*EXERCISE DIRECTIONS:*
Each line of the material must be repeated precisely, with the pictures left out.

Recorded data
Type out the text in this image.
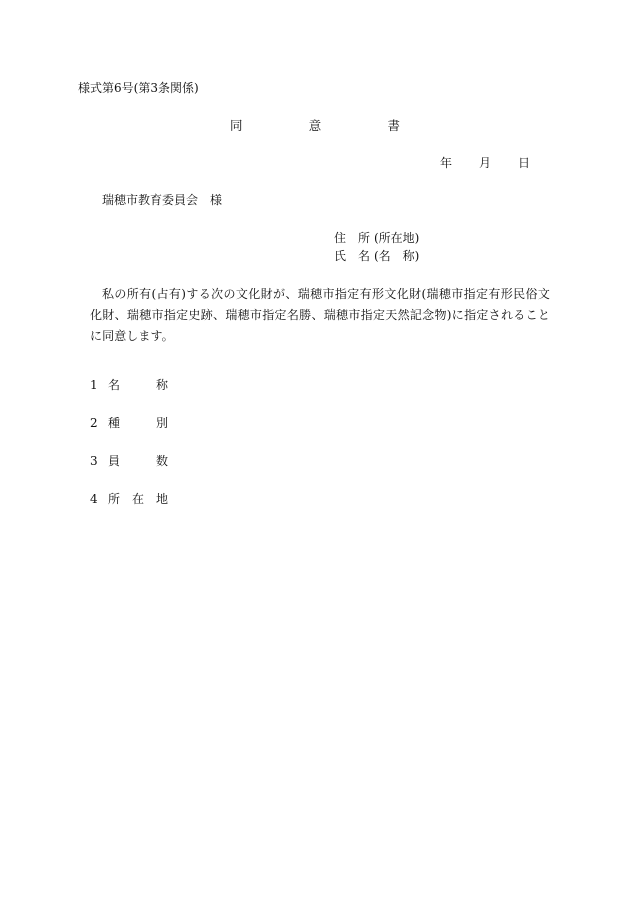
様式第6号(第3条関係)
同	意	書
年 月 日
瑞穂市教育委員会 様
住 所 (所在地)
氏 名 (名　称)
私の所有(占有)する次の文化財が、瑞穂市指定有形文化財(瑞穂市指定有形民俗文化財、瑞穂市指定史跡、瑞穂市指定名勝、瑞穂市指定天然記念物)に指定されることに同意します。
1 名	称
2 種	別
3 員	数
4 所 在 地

*WRITTEN REPLY:*
Type out the text in this image.
様式第6号(第3条関係)
同	意	書
年 月 日
瑞穂市教育委員会 様
住 所 (所在地)
氏 名 (名　称)
私の所有(占有)する次の文化財が、瑞穂市指定有形文化財(瑞穂市指定有形民俗文化財、瑞穂市指定史跡、瑞穂市指定名勝、瑞穂市指定天然記念物)に指定されることに同意します。
1 名	称
2 種	別
3 員	数
4 所 在 地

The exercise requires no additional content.